*INSTRUCTION*:
All the data should be repeated exactly. Any image in it is left out.

*DATA TO PROCESS*:
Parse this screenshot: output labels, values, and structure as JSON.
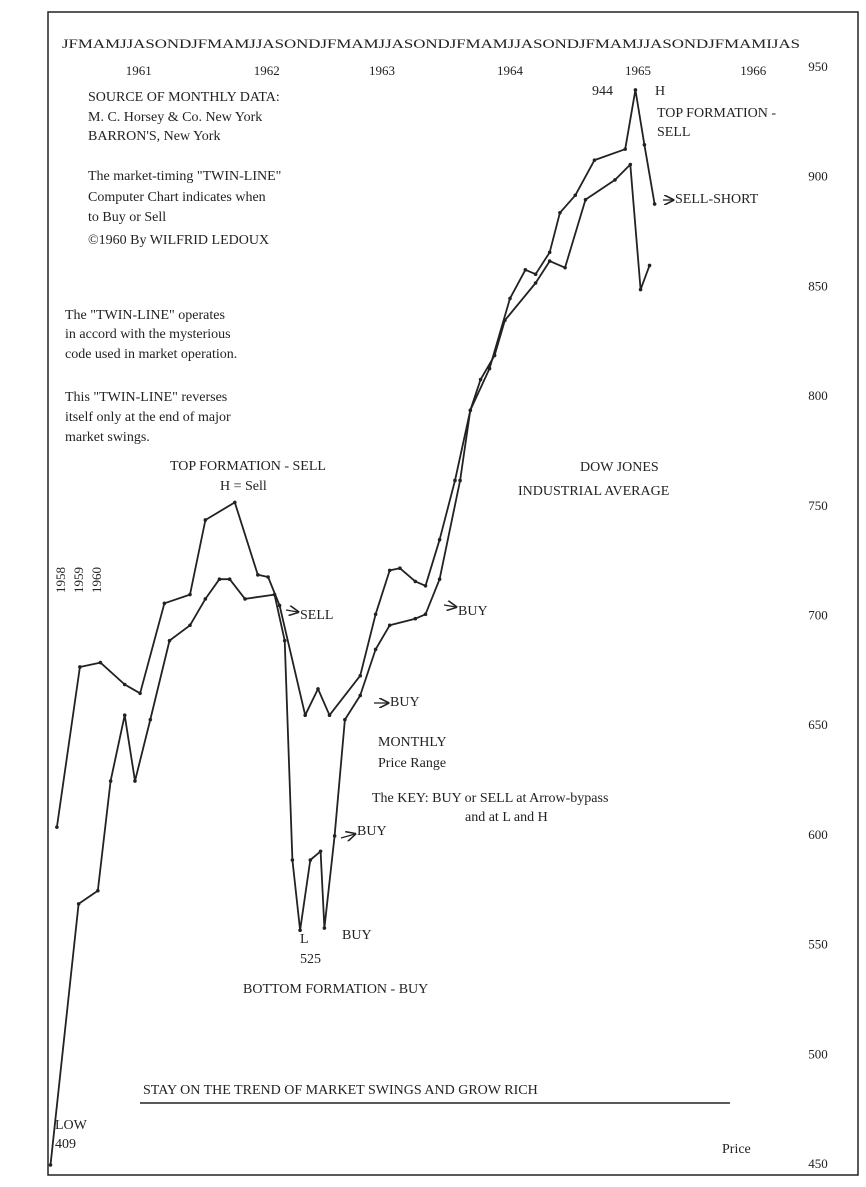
{
  "chart_data": {
    "type": "line",
    "months": "JFMAMJJASONDJFMAMJJASONDJFMAMJJASONDJFMAMJJASONDJFMAMJJASONDJFMAMIJAS",
    "y_label": "Price",
    "xlim": [
      1960.9,
      1966.75
    ],
    "xticks": [
      {
        "value": 1961.6,
        "label": "1961"
      },
      {
        "value": 1962.6,
        "label": "1962"
      },
      {
        "value": 1963.5,
        "label": "1963"
      },
      {
        "value": 1964.5,
        "label": "1964"
      },
      {
        "value": 1965.5,
        "label": "1965"
      },
      {
        "value": 1966.4,
        "label": "1966"
      }
    ],
    "ylim": [
      450,
      950
    ],
    "yticks": [
      950,
      900,
      850,
      800,
      750,
      700,
      650,
      600,
      550,
      500,
      450
    ],
    "grid": false,
    "series": [
      {
        "color": "#222222",
        "x": [
          1960.96,
          1961.14,
          1961.3,
          1961.49,
          1961.61,
          1961.8,
          1962.0,
          1962.12,
          1962.35,
          1962.53,
          1962.61,
          1962.7,
          1962.9,
          1963.0,
          1963.09,
          1963.33,
          1963.45,
          1963.56,
          1963.64,
          1963.76,
          1963.84,
          1963.95,
          1964.07,
          1964.19,
          1964.34,
          1964.5,
          1964.62,
          1964.7,
          1964.81,
          1964.89,
          1965.01,
          1965.16,
          1965.4,
          1965.48,
          1965.55,
          1965.63
        ],
        "values": [
          604,
          677,
          679,
          669,
          665,
          706,
          710,
          744,
          752,
          719,
          718,
          705,
          655,
          667,
          655,
          673,
          701,
          721,
          722,
          716,
          714,
          735,
          762,
          794,
          813,
          845,
          858,
          856,
          866,
          884,
          892,
          908,
          913,
          940,
          915,
          888
        ]
      },
      {
        "color": "#222222",
        "x": [
          1960.91,
          1961.13,
          1961.28,
          1961.38,
          1961.49,
          1961.57,
          1961.69,
          1961.84,
          1962.0,
          1962.12,
          1962.23,
          1962.31,
          1962.43,
          1962.66,
          1962.74,
          1962.8,
          1962.86,
          1962.94,
          1963.02,
          1963.05,
          1963.13,
          1963.21,
          1963.33,
          1963.45,
          1963.56,
          1963.76,
          1963.84,
          1963.95,
          1964.11,
          1964.19,
          1964.27,
          1964.38,
          1964.46,
          1964.7,
          1964.81,
          1964.93,
          1965.09,
          1965.32,
          1965.44,
          1965.52,
          1965.59
        ],
        "values": [
          450,
          569,
          575,
          625,
          655,
          625,
          653,
          689,
          696,
          708,
          717,
          717,
          708,
          710,
          689,
          589,
          557,
          589,
          593,
          558,
          600,
          653,
          664,
          685,
          696,
          699,
          701,
          717,
          762,
          794,
          808,
          819,
          835,
          852,
          862,
          859,
          890,
          899,
          906,
          849,
          860
        ]
      }
    ],
    "annotations": [
      "SOURCE OF MONTHLY DATA:",
      "M. C. Horsey & Co. New York",
      "BARRON'S, New York",
      "The market-timing \"TWIN-LINE\"",
      "Computer Chart indicates when",
      "to Buy or Sell",
      "©1960 By WILFRID LEDOUX",
      "The \"TWIN-LINE\" operates",
      "in accord with the mysterious",
      "code used in market operation.",
      "This \"TWIN-LINE\" reverses",
      "itself only at the end of major",
      "market swings.",
      "TOP FORMATION - SELL",
      "H = Sell",
      "944",
      "H",
      "TOP FORMATION -",
      "SELL",
      "SELL-SHORT",
      "SELL",
      "BUY",
      "BUY",
      "MONTHLY",
      "Price Range",
      "The KEY: BUY or SELL at Arrow-bypass",
      "and at L and H",
      "BUY",
      "L",
      "525",
      "BUY",
      "BOTTOM FORMATION - BUY",
      "DOW JONES",
      "INDUSTRIAL AVERAGE",
      "STAY ON THE TREND OF MARKET SWINGS AND GROW RICH",
      "LOW",
      "409",
      "1958",
      "1959",
      "1960"
    ]
  }
}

*THE RESPONSE*:
Parse this screenshot: output labels, values, and structure as JSON.
{
  "chart_data": {
    "type": "line",
    "months": "JFMAMJJASONDJFMAMJJASONDJFMAMJJASONDJFMAMJJASONDJFMAMJJASONDJFMAMIJAS",
    "y_label": "Price",
    "xlim": [
      1960.9,
      1966.75
    ],
    "xticks": [
      {
        "value": 1961.6,
        "label": "1961"
      },
      {
        "value": 1962.6,
        "label": "1962"
      },
      {
        "value": 1963.5,
        "label": "1963"
      },
      {
        "value": 1964.5,
        "label": "1964"
      },
      {
        "value": 1965.5,
        "label": "1965"
      },
      {
        "value": 1966.4,
        "label": "1966"
      }
    ],
    "ylim": [
      450,
      950
    ],
    "yticks": [
      950,
      900,
      850,
      800,
      750,
      700,
      650,
      600,
      550,
      500,
      450
    ],
    "grid": false,
    "series": [
      {
        "color": "#222222",
        "x": [
          1960.96,
          1961.14,
          1961.3,
          1961.49,
          1961.61,
          1961.8,
          1962.0,
          1962.12,
          1962.35,
          1962.53,
          1962.61,
          1962.7,
          1962.9,
          1963.0,
          1963.09,
          1963.33,
          1963.45,
          1963.56,
          1963.64,
          1963.76,
          1963.84,
          1963.95,
          1964.07,
          1964.19,
          1964.34,
          1964.5,
          1964.62,
          1964.7,
          1964.81,
          1964.89,
          1965.01,
          1965.16,
          1965.4,
          1965.48,
          1965.55,
          1965.63
        ],
        "values": [
          604,
          677,
          679,
          669,
          665,
          706,
          710,
          744,
          752,
          719,
          718,
          705,
          655,
          667,
          655,
          673,
          701,
          721,
          722,
          716,
          714,
          735,
          762,
          794,
          813,
          845,
          858,
          856,
          866,
          884,
          892,
          908,
          913,
          940,
          915,
          888
        ]
      },
      {
        "color": "#222222",
        "x": [
          1960.91,
          1961.13,
          1961.28,
          1961.38,
          1961.49,
          1961.57,
          1961.69,
          1961.84,
          1962.0,
          1962.12,
          1962.23,
          1962.31,
          1962.43,
          1962.66,
          1962.74,
          1962.8,
          1962.86,
          1962.94,
          1963.02,
          1963.05,
          1963.13,
          1963.21,
          1963.33,
          1963.45,
          1963.56,
          1963.76,
          1963.84,
          1963.95,
          1964.11,
          1964.19,
          1964.27,
          1964.38,
          1964.46,
          1964.7,
          1964.81,
          1964.93,
          1965.09,
          1965.32,
          1965.44,
          1965.52,
          1965.59
        ],
        "values": [
          450,
          569,
          575,
          625,
          655,
          625,
          653,
          689,
          696,
          708,
          717,
          717,
          708,
          710,
          689,
          589,
          557,
          589,
          593,
          558,
          600,
          653,
          664,
          685,
          696,
          699,
          701,
          717,
          762,
          794,
          808,
          819,
          835,
          852,
          862,
          859,
          890,
          899,
          906,
          849,
          860
        ]
      }
    ],
    "annotations": [
      "SOURCE OF MONTHLY DATA:",
      "M. C. Horsey & Co. New York",
      "BARRON'S, New York",
      "The market-timing \"TWIN-LINE\"",
      "Computer Chart indicates when",
      "to Buy or Sell",
      "©1960 By WILFRID LEDOUX",
      "The \"TWIN-LINE\" operates",
      "in accord with the mysterious",
      "code used in market operation.",
      "This \"TWIN-LINE\" reverses",
      "itself only at the end of major",
      "market swings.",
      "TOP FORMATION - SELL",
      "H = Sell",
      "944",
      "H",
      "TOP FORMATION -",
      "SELL",
      "SELL-SHORT",
      "SELL",
      "BUY",
      "BUY",
      "MONTHLY",
      "Price Range",
      "The KEY: BUY or SELL at Arrow-bypass",
      "and at L and H",
      "BUY",
      "L",
      "525",
      "BUY",
      "BOTTOM FORMATION - BUY",
      "DOW JONES",
      "INDUSTRIAL AVERAGE",
      "STAY ON THE TREND OF MARKET SWINGS AND GROW RICH",
      "LOW",
      "409",
      "1958",
      "1959",
      "1960"
    ]
  }
}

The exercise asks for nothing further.